■ EXERCISE PROMPT ■
Count each line below that has "this" anywhere in it. Answer with the total alone.

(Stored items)

- - - - -

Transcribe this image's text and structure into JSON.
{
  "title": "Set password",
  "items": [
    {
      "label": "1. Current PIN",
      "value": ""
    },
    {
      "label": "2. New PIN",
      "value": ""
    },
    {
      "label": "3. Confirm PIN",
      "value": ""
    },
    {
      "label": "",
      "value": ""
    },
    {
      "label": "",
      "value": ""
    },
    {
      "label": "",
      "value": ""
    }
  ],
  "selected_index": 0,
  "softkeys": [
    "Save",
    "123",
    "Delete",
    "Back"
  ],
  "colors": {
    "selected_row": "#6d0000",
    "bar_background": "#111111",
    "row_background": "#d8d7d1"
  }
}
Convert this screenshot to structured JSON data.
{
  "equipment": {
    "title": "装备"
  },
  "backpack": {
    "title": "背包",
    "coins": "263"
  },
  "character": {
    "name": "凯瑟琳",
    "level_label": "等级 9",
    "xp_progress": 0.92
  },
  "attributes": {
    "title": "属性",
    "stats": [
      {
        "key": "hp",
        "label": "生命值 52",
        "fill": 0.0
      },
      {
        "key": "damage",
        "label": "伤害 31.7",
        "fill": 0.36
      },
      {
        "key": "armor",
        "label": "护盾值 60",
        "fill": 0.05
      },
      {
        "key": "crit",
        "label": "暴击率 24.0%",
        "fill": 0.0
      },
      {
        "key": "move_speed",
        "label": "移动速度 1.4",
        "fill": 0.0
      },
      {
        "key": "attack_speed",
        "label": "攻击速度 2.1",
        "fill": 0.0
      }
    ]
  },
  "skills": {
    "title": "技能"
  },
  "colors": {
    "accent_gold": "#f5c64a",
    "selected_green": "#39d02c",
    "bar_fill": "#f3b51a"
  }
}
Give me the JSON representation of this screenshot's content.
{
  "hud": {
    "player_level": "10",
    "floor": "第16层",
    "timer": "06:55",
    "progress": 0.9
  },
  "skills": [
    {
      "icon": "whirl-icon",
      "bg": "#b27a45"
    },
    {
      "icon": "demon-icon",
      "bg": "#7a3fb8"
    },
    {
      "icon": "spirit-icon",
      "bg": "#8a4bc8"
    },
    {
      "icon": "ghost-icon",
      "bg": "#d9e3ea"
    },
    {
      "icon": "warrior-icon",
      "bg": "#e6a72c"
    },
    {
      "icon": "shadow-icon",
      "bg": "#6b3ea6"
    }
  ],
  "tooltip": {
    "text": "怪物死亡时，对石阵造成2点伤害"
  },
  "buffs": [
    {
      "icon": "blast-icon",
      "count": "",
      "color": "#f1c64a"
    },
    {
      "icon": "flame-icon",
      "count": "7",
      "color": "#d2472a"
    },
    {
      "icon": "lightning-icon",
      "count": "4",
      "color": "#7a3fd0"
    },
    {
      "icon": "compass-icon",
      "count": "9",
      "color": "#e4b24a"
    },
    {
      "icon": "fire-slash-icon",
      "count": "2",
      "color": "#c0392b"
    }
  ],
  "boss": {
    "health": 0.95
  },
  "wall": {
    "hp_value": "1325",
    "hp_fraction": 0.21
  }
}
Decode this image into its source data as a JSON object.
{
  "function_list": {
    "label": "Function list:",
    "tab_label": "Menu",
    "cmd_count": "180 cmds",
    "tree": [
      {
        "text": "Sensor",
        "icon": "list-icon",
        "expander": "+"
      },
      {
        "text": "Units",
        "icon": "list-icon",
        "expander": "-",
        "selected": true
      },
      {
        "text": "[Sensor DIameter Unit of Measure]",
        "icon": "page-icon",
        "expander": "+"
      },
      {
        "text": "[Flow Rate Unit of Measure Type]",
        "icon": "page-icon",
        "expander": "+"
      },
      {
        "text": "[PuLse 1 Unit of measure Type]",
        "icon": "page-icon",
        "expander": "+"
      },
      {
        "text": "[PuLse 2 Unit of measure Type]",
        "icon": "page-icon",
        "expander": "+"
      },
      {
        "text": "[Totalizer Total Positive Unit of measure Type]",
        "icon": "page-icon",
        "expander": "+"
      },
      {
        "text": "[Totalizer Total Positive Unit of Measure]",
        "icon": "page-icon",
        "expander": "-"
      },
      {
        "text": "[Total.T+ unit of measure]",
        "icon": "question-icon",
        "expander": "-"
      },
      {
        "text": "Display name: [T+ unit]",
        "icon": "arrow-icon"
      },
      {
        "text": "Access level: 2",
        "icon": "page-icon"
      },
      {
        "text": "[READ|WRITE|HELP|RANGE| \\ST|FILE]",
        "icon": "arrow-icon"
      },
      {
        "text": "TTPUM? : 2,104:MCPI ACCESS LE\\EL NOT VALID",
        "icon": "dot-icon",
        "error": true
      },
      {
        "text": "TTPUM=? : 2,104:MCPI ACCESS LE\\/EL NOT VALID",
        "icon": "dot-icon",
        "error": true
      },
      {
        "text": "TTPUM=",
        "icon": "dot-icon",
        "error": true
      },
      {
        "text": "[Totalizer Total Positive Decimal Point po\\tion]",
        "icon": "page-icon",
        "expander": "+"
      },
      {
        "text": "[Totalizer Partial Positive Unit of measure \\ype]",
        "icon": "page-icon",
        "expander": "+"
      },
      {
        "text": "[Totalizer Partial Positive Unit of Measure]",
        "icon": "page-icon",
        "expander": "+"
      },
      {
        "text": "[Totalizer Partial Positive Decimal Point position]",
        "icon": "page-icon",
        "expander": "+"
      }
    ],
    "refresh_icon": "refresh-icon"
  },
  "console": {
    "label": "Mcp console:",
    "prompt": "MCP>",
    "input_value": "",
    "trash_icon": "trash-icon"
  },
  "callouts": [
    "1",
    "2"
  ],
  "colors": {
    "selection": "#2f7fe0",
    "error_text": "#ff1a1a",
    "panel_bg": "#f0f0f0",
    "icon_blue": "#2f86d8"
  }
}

- - - - -

■ REPLY TO THE EXERCISE ■
4